Problem:
Retype every line of the material below without changing a single character.

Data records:
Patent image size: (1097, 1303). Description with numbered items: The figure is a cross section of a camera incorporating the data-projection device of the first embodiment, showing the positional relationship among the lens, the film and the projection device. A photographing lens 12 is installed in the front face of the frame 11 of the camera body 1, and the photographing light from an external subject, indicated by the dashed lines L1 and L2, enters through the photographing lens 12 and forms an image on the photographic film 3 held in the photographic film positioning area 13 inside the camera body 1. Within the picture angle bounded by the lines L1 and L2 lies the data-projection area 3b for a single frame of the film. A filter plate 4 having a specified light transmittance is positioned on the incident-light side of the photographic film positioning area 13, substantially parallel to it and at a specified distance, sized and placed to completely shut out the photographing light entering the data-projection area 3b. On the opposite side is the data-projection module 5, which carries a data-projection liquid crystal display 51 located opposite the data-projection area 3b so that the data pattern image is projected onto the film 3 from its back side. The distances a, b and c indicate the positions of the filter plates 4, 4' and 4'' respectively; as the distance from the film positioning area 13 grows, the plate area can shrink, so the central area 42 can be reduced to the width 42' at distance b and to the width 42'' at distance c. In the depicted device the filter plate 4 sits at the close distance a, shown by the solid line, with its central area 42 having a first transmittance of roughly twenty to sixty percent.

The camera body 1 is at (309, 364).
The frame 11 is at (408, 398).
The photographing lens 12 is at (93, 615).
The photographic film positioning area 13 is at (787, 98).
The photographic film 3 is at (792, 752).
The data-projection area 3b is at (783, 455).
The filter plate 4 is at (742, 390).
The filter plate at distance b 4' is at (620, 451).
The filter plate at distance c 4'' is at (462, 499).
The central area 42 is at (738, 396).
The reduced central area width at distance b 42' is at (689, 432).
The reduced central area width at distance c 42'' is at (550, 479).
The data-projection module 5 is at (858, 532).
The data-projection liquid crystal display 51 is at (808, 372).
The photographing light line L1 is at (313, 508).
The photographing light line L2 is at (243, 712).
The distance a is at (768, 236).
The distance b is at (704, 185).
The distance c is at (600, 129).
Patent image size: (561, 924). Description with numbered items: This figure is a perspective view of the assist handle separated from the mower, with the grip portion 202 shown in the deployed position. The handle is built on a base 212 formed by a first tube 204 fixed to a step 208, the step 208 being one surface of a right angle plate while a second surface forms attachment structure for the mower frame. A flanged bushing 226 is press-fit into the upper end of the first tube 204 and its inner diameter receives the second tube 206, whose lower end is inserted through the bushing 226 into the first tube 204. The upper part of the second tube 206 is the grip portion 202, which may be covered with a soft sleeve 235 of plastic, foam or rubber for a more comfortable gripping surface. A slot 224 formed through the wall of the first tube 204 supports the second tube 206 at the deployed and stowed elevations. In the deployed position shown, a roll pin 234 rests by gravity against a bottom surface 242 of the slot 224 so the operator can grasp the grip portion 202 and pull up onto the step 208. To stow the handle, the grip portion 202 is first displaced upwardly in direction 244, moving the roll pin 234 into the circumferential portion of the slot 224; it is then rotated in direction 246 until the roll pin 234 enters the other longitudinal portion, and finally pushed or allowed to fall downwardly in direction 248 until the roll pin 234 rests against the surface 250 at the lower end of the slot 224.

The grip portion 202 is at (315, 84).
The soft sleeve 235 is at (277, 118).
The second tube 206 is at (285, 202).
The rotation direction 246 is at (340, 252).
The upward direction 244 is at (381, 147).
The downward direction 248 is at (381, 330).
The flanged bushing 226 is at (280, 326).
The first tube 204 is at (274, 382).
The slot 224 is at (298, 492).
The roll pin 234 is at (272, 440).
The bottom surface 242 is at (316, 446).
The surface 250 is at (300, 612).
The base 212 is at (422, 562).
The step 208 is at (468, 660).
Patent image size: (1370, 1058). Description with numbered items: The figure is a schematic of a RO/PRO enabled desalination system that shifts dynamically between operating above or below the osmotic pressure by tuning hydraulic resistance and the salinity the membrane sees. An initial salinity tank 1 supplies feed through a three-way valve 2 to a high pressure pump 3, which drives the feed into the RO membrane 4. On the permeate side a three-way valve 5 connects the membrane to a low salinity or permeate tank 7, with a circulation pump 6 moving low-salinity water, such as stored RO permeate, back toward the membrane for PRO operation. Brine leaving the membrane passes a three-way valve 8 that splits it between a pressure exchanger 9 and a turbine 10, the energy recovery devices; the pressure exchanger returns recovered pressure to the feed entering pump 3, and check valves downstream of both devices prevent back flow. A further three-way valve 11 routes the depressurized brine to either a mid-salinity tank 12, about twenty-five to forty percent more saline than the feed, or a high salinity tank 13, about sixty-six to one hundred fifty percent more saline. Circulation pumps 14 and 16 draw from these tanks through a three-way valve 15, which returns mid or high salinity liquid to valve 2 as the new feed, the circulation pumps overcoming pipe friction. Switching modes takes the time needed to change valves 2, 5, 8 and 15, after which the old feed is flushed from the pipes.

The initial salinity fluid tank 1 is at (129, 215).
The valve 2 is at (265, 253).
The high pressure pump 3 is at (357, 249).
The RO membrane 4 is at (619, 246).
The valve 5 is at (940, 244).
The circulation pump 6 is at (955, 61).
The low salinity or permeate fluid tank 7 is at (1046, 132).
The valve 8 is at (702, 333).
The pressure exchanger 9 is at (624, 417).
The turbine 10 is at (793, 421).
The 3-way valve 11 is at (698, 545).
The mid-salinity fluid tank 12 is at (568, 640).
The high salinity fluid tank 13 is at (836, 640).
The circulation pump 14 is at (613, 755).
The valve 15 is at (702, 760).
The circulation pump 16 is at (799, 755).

Output of the exercise:
Patent image size: (1097, 1303). Description with numbered items: The figure is a cross section of a camera incorporating the data-projection device of the first embodiment, showing the positional relationship among the lens, the film and the projection device. A photographing lens 12 is installed in the front face of the frame 11 of the camera body 1, and the photographing light from an external subject, indicated by the dashed lines L1 and L2, enters through the photographing lens 12 and forms an image on the photographic film 3 held in the photographic film positioning area 13 inside the camera body 1. Within the picture angle bounded by the lines L1 and L2 lies the data-projection area 3b for a single frame of the film. A filter plate 4 having a specified light transmittance is positioned on the incident-light side of the photographic film positioning area 13, substantially parallel to it and at a specified distance, sized and placed to completely shut out the photographing light entering the data-projection area 3b. On the opposite side is the data-projection module 5, which carries a data-projection liquid crystal display 51 located opposite the data-projection area 3b so that the data pattern image is projected onto the film 3 from its back side. The distances a, b and c indicate the positions of the filter plates 4, 4' and 4'' respectively; as the distance from the film positioning area 13 grows, the plate area can shrink, so the central area 42 can be reduced to the width 42' at distance b and to the width 42'' at distance c. In the depicted device the filter plate 4 sits at the close distance a, shown by the solid line, with its central area 42 having a first transmittance of roughly twenty to sixty percent.

The camera body 1 is at (309, 364).
The frame 11 is at (408, 398).
The photographing lens 12 is at (93, 615).
The photographic film positioning area 13 is at (787, 98).
The photographic film 3 is at (792, 752).
The data-projection area 3b is at (783, 455).
The filter plate 4 is at (742, 390).
The filter plate at distance b 4' is at (620, 451).
The filter plate at distance c 4'' is at (462, 499).
The central area 42 is at (738, 396).
The reduced central area width at distance b 42' is at (689, 432).
The reduced central area width at distance c 42'' is at (550, 479).
The data-projection module 5 is at (858, 532).
The data-projection liquid crystal display 51 is at (808, 372).
The photographing light line L1 is at (313, 508).
The photographing light line L2 is at (243, 712).
The distance a is at (768, 236).
The distance b is at (704, 185).
The distance c is at (600, 129).
Patent image size: (561, 924). Description with numbered items: This figure is a perspective view of the assist handle separated from the mower, with the grip portion 202 shown in the deployed position. The handle is built on a base 212 formed by a first tube 204 fixed to a step 208, the step 208 being one surface of a right angle plate while a second surface forms attachment structure for the mower frame. A flanged bushing 226 is press-fit into the upper end of the first tube 204 and its inner diameter receives the second tube 206, whose lower end is inserted through the bushing 226 into the first tube 204. The upper part of the second tube 206 is the grip portion 202, which may be covered with a soft sleeve 235 of plastic, foam or rubber for a more comfortable gripping surface. A slot 224 formed through the wall of the first tube 204 supports the second tube 206 at the deployed and stowed elevations. In the deployed position shown, a roll pin 234 rests by gravity against a bottom surface 242 of the slot 224 so the operator can grasp the grip portion 202 and pull up onto the step 208. To stow the handle, the grip portion 202 is first displaced upwardly in direction 244, moving the roll pin 234 into the circumferential portion of the slot 224; it is then rotated in direction 246 until the roll pin 234 enters the other longitudinal portion, and finally pushed or allowed to fall downwardly in direction 248 until the roll pin 234 rests against the surface 250 at the lower end of the slot 224.

The grip portion 202 is at (315, 84).
The soft sleeve 235 is at (277, 118).
The second tube 206 is at (285, 202).
The rotation direction 246 is at (340, 252).
The upward direction 244 is at (381, 147).
The downward direction 248 is at (381, 330).
The flanged bushing 226 is at (280, 326).
The first tube 204 is at (274, 382).
The slot 224 is at (298, 492).
The roll pin 234 is at (272, 440).
The bottom surface 242 is at (316, 446).
The surface 250 is at (300, 612).
The base 212 is at (422, 562).
The step 208 is at (468, 660).
Patent image size: (1370, 1058). Description with numbered items: The figure is a schematic of a RO/PRO enabled desalination system that shifts dynamically between operating above or below the osmotic pressure by tuning hydraulic resistance and the salinity the membrane sees. An initial salinity tank 1 supplies feed through a three-way valve 2 to a high pressure pump 3, which drives the feed into the RO membrane 4. On the permeate side a three-way valve 5 connects the membrane to a low salinity or permeate tank 7, with a circulation pump 6 moving low-salinity water, such as stored RO permeate, back toward the membrane for PRO operation. Brine leaving the membrane passes a three-way valve 8 that splits it between a pressure exchanger 9 and a turbine 10, the energy recovery devices; the pressure exchanger returns recovered pressure to the feed entering pump 3, and check valves downstream of both devices prevent back flow. A further three-way valve 11 routes the depressurized brine to either a mid-salinity tank 12, about twenty-five to forty percent more saline than the feed, or a high salinity tank 13, about sixty-six to one hundred fifty percent more saline. Circulation pumps 14 and 16 draw from these tanks through a three-way valve 15, which returns mid or high salinity liquid to valve 2 as the new feed, the circulation pumps overcoming pipe friction. Switching modes takes the time needed to change valves 2, 5, 8 and 15, after which the old feed is flushed from the pipes.

The initial salinity fluid tank 1 is at (129, 215).
The valve 2 is at (265, 253).
The high pressure pump 3 is at (357, 249).
The RO membrane 4 is at (619, 246).
The valve 5 is at (940, 244).
The circulation pump 6 is at (955, 61).
The low salinity or permeate fluid tank 7 is at (1046, 132).
The valve 8 is at (702, 333).
The pressure exchanger 9 is at (624, 417).
The turbine 10 is at (793, 421).
The 3-way valve 11 is at (698, 545).
The mid-salinity fluid tank 12 is at (568, 640).
The high salinity fluid tank 13 is at (836, 640).
The circulation pump 14 is at (613, 755).
The valve 15 is at (702, 760).
The circulation pump 16 is at (799, 755).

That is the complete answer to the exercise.